Challenge >> For each line below that contains the string "color", copy that line.
========================
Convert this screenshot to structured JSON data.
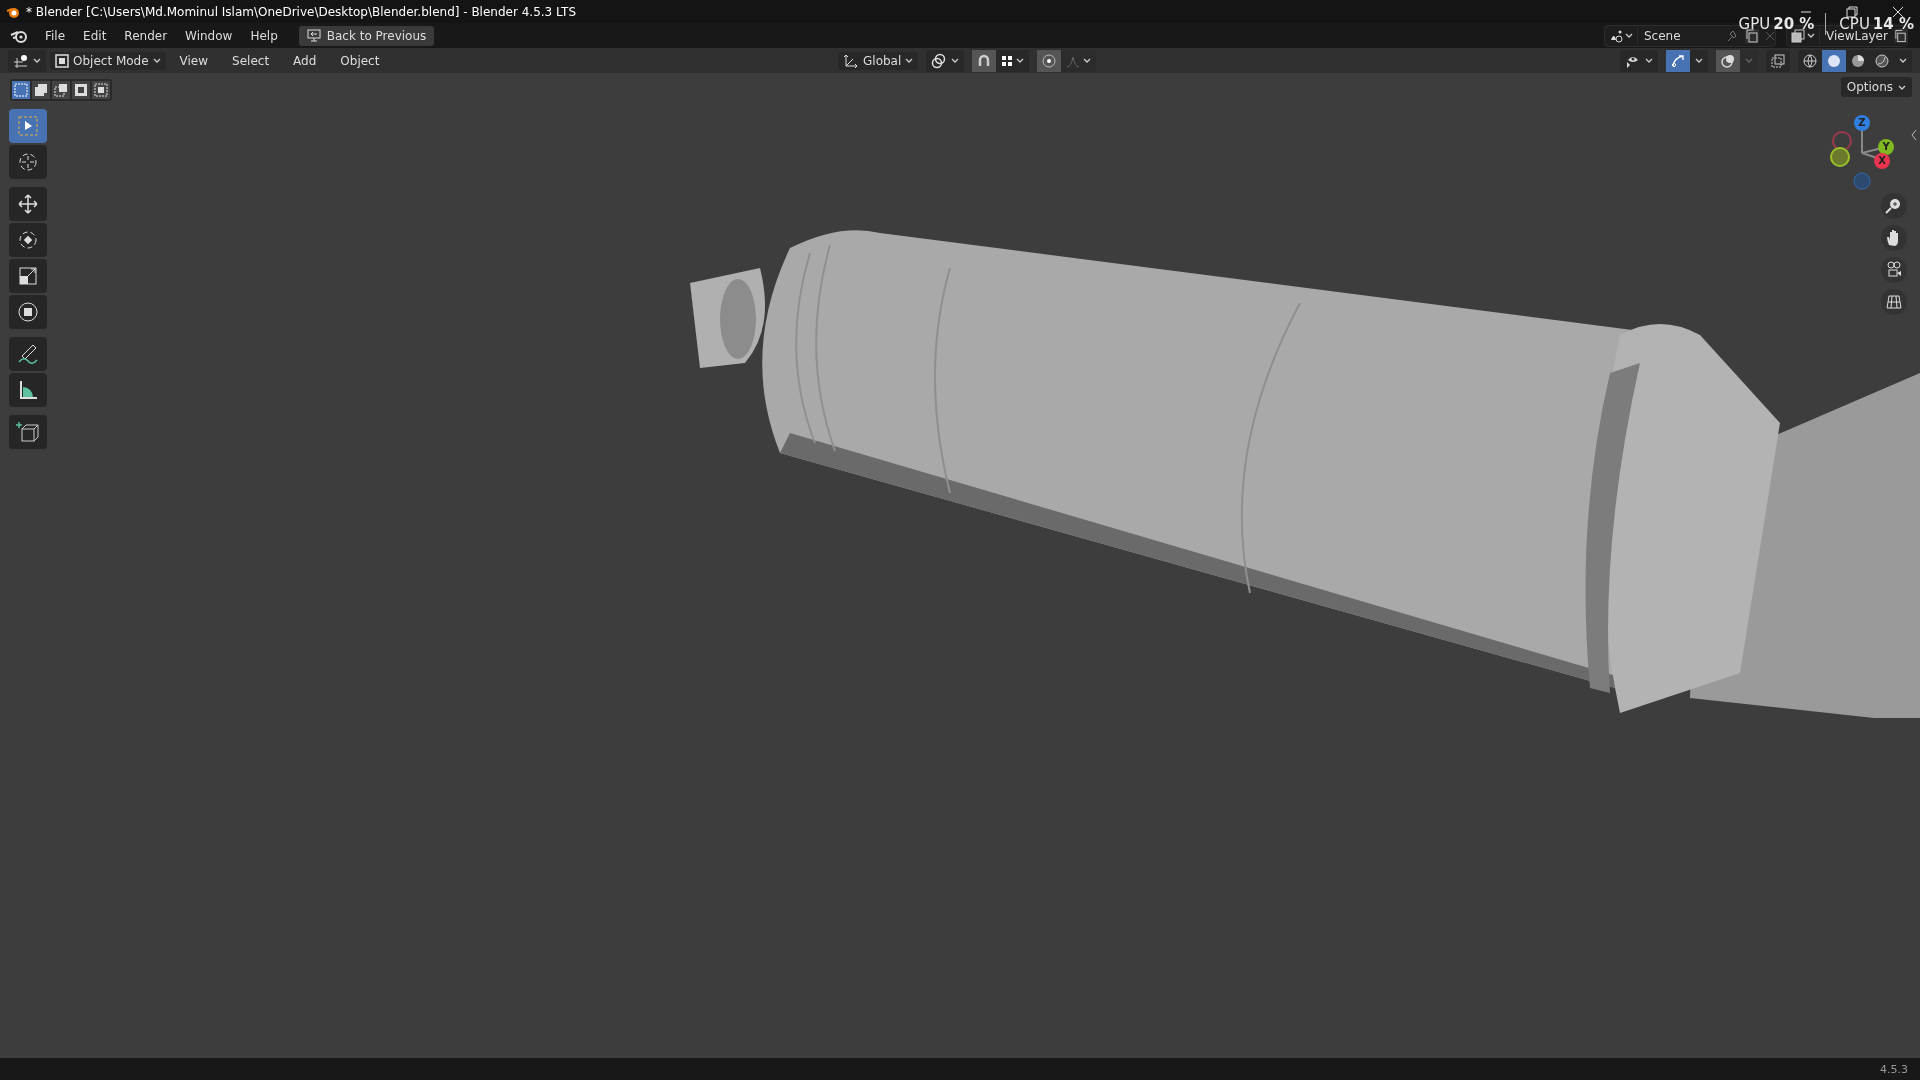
{
  "window": {
    "title": "* Blender [C:\\Users\\Md.Mominul Islam\\OneDrive\\Desktop\\Blender.blend] - Blender 4.5.3 LTS"
  },
  "menu_bar": {
    "items": [
      "File",
      "Edit",
      "Render",
      "Window",
      "Help"
    ],
    "back_button": "Back to Previous"
  },
  "scene": {
    "name": "Scene"
  },
  "view_layer": {
    "name": "ViewLayer"
  },
  "performance": [
    {
      "label": "GPU",
      "value": "20 %"
    },
    {
      "label": "CPU",
      "value": "14 %"
    }
  ],
  "header": {
    "mode": "Object Mode",
    "menus": [
      "View",
      "Select",
      "Add",
      "Object"
    ],
    "orientation": "Global",
    "snap_on": true,
    "proportional_on": true,
    "overlays_on": true,
    "shading": [
      {
        "kind": "wireframe",
        "selected": false
      },
      {
        "kind": "solid",
        "selected": true
      },
      {
        "kind": "material",
        "selected": false
      },
      {
        "kind": "rendered",
        "selected": false
      }
    ]
  },
  "select_modes": [
    {
      "kind": "new",
      "selected": true
    },
    {
      "kind": "extend",
      "selected": false
    },
    {
      "kind": "subtract",
      "selected": false
    },
    {
      "kind": "invert",
      "selected": false
    },
    {
      "kind": "intersect",
      "selected": false
    }
  ],
  "options_button": "Options",
  "tools": [
    {
      "kind": "select",
      "selected": true
    },
    {
      "kind": "cursor",
      "selected": false
    },
    {
      "kind": "move",
      "selected": false
    },
    {
      "kind": "rotate",
      "selected": false
    },
    {
      "kind": "scale",
      "selected": false
    },
    {
      "kind": "transform",
      "selected": false
    },
    {
      "kind": "annotate",
      "selected": false
    },
    {
      "kind": "measure",
      "selected": false
    },
    {
      "kind": "add-cube",
      "selected": false
    }
  ],
  "gizmo_axes": [
    {
      "label": "Z",
      "color": "#2f7fe0"
    },
    {
      "label": "Y",
      "color": "#7fb81f"
    },
    {
      "label": "X",
      "color": "#e8344e"
    }
  ],
  "status_bar": {
    "version": "4.5.3"
  }
}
========================
Result >>
      "color": "#2f7fe0"
      "color": "#7fb81f"
      "color": "#e8344e"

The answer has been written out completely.